-- START OF Excerpted records --

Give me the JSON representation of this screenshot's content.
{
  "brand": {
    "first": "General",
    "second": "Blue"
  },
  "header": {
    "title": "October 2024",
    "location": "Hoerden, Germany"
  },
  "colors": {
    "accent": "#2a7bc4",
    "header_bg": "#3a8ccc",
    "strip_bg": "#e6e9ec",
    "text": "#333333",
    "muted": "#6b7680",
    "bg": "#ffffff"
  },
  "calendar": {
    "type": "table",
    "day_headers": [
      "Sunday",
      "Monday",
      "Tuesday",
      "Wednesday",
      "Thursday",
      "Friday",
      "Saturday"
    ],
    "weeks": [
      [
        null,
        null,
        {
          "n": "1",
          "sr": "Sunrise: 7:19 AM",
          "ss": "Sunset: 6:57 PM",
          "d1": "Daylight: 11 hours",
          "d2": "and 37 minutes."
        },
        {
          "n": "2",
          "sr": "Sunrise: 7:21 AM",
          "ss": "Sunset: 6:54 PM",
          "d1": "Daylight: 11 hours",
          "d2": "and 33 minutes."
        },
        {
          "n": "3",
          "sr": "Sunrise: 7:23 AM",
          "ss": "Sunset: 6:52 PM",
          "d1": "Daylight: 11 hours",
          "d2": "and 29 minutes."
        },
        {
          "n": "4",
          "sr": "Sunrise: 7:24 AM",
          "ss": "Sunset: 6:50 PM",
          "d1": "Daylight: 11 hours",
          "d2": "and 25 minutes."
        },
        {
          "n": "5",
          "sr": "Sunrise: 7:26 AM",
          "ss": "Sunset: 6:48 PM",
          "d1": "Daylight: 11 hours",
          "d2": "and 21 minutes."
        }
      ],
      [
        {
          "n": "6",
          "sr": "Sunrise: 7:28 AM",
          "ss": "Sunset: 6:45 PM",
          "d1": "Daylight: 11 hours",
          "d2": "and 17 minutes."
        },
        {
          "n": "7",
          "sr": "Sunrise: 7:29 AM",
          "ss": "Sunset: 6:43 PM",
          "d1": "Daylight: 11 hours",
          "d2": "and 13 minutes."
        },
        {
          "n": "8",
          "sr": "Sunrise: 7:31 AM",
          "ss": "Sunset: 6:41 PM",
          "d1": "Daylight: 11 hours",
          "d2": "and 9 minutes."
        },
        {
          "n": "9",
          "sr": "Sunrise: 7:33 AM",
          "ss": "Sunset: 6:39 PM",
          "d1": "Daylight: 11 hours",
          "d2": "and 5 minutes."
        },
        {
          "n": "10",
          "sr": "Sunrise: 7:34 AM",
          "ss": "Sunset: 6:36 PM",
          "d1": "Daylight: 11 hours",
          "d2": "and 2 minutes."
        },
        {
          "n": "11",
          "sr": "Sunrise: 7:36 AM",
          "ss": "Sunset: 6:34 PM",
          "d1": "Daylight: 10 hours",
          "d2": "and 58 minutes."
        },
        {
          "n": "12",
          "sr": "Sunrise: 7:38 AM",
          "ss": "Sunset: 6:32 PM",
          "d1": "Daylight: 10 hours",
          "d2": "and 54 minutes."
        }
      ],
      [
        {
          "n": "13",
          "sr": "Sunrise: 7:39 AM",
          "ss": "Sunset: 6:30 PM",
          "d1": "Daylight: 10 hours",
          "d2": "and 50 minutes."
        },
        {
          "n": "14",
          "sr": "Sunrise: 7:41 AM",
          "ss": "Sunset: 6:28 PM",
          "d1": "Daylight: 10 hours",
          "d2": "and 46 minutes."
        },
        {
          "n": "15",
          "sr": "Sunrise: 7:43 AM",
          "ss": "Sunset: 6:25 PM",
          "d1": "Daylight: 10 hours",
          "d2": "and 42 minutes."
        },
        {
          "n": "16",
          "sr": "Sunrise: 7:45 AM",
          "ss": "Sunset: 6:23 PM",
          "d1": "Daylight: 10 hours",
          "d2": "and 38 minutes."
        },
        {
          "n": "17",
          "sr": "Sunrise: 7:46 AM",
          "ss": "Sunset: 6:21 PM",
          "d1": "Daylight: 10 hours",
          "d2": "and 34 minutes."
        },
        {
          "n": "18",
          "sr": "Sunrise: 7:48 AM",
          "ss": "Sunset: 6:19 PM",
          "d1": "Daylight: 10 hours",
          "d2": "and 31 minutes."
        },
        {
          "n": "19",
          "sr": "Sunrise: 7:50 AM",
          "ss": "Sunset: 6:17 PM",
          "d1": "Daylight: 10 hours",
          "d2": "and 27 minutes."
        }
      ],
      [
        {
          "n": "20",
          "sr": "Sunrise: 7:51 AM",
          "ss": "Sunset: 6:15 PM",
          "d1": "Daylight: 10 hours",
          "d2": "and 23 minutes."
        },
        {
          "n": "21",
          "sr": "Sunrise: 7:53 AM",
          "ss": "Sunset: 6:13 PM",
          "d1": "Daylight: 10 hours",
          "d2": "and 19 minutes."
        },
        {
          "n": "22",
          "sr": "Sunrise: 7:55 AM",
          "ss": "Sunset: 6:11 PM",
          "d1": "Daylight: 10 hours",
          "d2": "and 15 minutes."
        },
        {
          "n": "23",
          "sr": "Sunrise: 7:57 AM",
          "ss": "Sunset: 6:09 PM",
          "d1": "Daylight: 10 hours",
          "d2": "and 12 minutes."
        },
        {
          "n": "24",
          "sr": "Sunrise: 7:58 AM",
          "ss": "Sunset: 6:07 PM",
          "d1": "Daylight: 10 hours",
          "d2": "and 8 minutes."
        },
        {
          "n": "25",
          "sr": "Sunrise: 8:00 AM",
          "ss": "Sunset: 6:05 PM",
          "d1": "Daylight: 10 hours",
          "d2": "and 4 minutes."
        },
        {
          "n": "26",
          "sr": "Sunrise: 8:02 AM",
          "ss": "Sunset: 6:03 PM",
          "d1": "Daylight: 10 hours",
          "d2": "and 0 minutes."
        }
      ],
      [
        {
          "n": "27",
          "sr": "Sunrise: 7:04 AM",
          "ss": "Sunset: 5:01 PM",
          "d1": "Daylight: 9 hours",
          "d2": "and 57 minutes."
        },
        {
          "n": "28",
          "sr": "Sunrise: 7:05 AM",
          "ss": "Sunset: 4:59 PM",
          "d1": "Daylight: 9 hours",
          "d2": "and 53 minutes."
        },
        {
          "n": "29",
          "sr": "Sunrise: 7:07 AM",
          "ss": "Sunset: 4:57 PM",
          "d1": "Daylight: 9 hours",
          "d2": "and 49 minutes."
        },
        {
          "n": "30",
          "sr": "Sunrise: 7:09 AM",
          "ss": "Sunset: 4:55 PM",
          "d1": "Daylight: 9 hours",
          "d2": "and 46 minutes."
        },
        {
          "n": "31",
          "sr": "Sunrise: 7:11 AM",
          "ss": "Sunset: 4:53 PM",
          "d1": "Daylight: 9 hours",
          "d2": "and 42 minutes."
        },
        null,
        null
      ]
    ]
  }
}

-- END OF Excerpted records --

Restate each entry exactly, skipping none.

Expected output —
Give me the JSON representation of this screenshot's content.
{
  "brand": {
    "first": "General",
    "second": "Blue"
  },
  "header": {
    "title": "October 2024",
    "location": "Hoerden, Germany"
  },
  "colors": {
    "accent": "#2a7bc4",
    "header_bg": "#3a8ccc",
    "strip_bg": "#e6e9ec",
    "text": "#333333",
    "muted": "#6b7680",
    "bg": "#ffffff"
  },
  "calendar": {
    "type": "table",
    "day_headers": [
      "Sunday",
      "Monday",
      "Tuesday",
      "Wednesday",
      "Thursday",
      "Friday",
      "Saturday"
    ],
    "weeks": [
      [
        null,
        null,
        {
          "n": "1",
          "sr": "Sunrise: 7:19 AM",
          "ss": "Sunset: 6:57 PM",
          "d1": "Daylight: 11 hours",
          "d2": "and 37 minutes."
        },
        {
          "n": "2",
          "sr": "Sunrise: 7:21 AM",
          "ss": "Sunset: 6:54 PM",
          "d1": "Daylight: 11 hours",
          "d2": "and 33 minutes."
        },
        {
          "n": "3",
          "sr": "Sunrise: 7:23 AM",
          "ss": "Sunset: 6:52 PM",
          "d1": "Daylight: 11 hours",
          "d2": "and 29 minutes."
        },
        {
          "n": "4",
          "sr": "Sunrise: 7:24 AM",
          "ss": "Sunset: 6:50 PM",
          "d1": "Daylight: 11 hours",
          "d2": "and 25 minutes."
        },
        {
          "n": "5",
          "sr": "Sunrise: 7:26 AM",
          "ss": "Sunset: 6:48 PM",
          "d1": "Daylight: 11 hours",
          "d2": "and 21 minutes."
        }
      ],
      [
        {
          "n": "6",
          "sr": "Sunrise: 7:28 AM",
          "ss": "Sunset: 6:45 PM",
          "d1": "Daylight: 11 hours",
          "d2": "and 17 minutes."
        },
        {
          "n": "7",
          "sr": "Sunrise: 7:29 AM",
          "ss": "Sunset: 6:43 PM",
          "d1": "Daylight: 11 hours",
          "d2": "and 13 minutes."
        },
        {
          "n": "8",
          "sr": "Sunrise: 7:31 AM",
          "ss": "Sunset: 6:41 PM",
          "d1": "Daylight: 11 hours",
          "d2": "and 9 minutes."
        },
        {
          "n": "9",
          "sr": "Sunrise: 7:33 AM",
          "ss": "Sunset: 6:39 PM",
          "d1": "Daylight: 11 hours",
          "d2": "and 5 minutes."
        },
        {
          "n": "10",
          "sr": "Sunrise: 7:34 AM",
          "ss": "Sunset: 6:36 PM",
          "d1": "Daylight: 11 hours",
          "d2": "and 2 minutes."
        },
        {
          "n": "11",
          "sr": "Sunrise: 7:36 AM",
          "ss": "Sunset: 6:34 PM",
          "d1": "Daylight: 10 hours",
          "d2": "and 58 minutes."
        },
        {
          "n": "12",
          "sr": "Sunrise: 7:38 AM",
          "ss": "Sunset: 6:32 PM",
          "d1": "Daylight: 10 hours",
          "d2": "and 54 minutes."
        }
      ],
      [
        {
          "n": "13",
          "sr": "Sunrise: 7:39 AM",
          "ss": "Sunset: 6:30 PM",
          "d1": "Daylight: 10 hours",
          "d2": "and 50 minutes."
        },
        {
          "n": "14",
          "sr": "Sunrise: 7:41 AM",
          "ss": "Sunset: 6:28 PM",
          "d1": "Daylight: 10 hours",
          "d2": "and 46 minutes."
        },
        {
          "n": "15",
          "sr": "Sunrise: 7:43 AM",
          "ss": "Sunset: 6:25 PM",
          "d1": "Daylight: 10 hours",
          "d2": "and 42 minutes."
        },
        {
          "n": "16",
          "sr": "Sunrise: 7:45 AM",
          "ss": "Sunset: 6:23 PM",
          "d1": "Daylight: 10 hours",
          "d2": "and 38 minutes."
        },
        {
          "n": "17",
          "sr": "Sunrise: 7:46 AM",
          "ss": "Sunset: 6:21 PM",
          "d1": "Daylight: 10 hours",
          "d2": "and 34 minutes."
        },
        {
          "n": "18",
          "sr": "Sunrise: 7:48 AM",
          "ss": "Sunset: 6:19 PM",
          "d1": "Daylight: 10 hours",
          "d2": "and 31 minutes."
        },
        {
          "n": "19",
          "sr": "Sunrise: 7:50 AM",
          "ss": "Sunset: 6:17 PM",
          "d1": "Daylight: 10 hours",
          "d2": "and 27 minutes."
        }
      ],
      [
        {
          "n": "20",
          "sr": "Sunrise: 7:51 AM",
          "ss": "Sunset: 6:15 PM",
          "d1": "Daylight: 10 hours",
          "d2": "and 23 minutes."
        },
        {
          "n": "21",
          "sr": "Sunrise: 7:53 AM",
          "ss": "Sunset: 6:13 PM",
          "d1": "Daylight: 10 hours",
          "d2": "and 19 minutes."
        },
        {
          "n": "22",
          "sr": "Sunrise: 7:55 AM",
          "ss": "Sunset: 6:11 PM",
          "d1": "Daylight: 10 hours",
          "d2": "and 15 minutes."
        },
        {
          "n": "23",
          "sr": "Sunrise: 7:57 AM",
          "ss": "Sunset: 6:09 PM",
          "d1": "Daylight: 10 hours",
          "d2": "and 12 minutes."
        },
        {
          "n": "24",
          "sr": "Sunrise: 7:58 AM",
          "ss": "Sunset: 6:07 PM",
          "d1": "Daylight: 10 hours",
          "d2": "and 8 minutes."
        },
        {
          "n": "25",
          "sr": "Sunrise: 8:00 AM",
          "ss": "Sunset: 6:05 PM",
          "d1": "Daylight: 10 hours",
          "d2": "and 4 minutes."
        },
        {
          "n": "26",
          "sr": "Sunrise: 8:02 AM",
          "ss": "Sunset: 6:03 PM",
          "d1": "Daylight: 10 hours",
          "d2": "and 0 minutes."
        }
      ],
      [
        {
          "n": "27",
          "sr": "Sunrise: 7:04 AM",
          "ss": "Sunset: 5:01 PM",
          "d1": "Daylight: 9 hours",
          "d2": "and 57 minutes."
        },
        {
          "n": "28",
          "sr": "Sunrise: 7:05 AM",
          "ss": "Sunset: 4:59 PM",
          "d1": "Daylight: 9 hours",
          "d2": "and 53 minutes."
        },
        {
          "n": "29",
          "sr": "Sunrise: 7:07 AM",
          "ss": "Sunset: 4:57 PM",
          "d1": "Daylight: 9 hours",
          "d2": "and 49 minutes."
        },
        {
          "n": "30",
          "sr": "Sunrise: 7:09 AM",
          "ss": "Sunset: 4:55 PM",
          "d1": "Daylight: 9 hours",
          "d2": "and 46 minutes."
        },
        {
          "n": "31",
          "sr": "Sunrise: 7:11 AM",
          "ss": "Sunset: 4:53 PM",
          "d1": "Daylight: 9 hours",
          "d2": "and 42 minutes."
        },
        null,
        null
      ]
    ]
  }
}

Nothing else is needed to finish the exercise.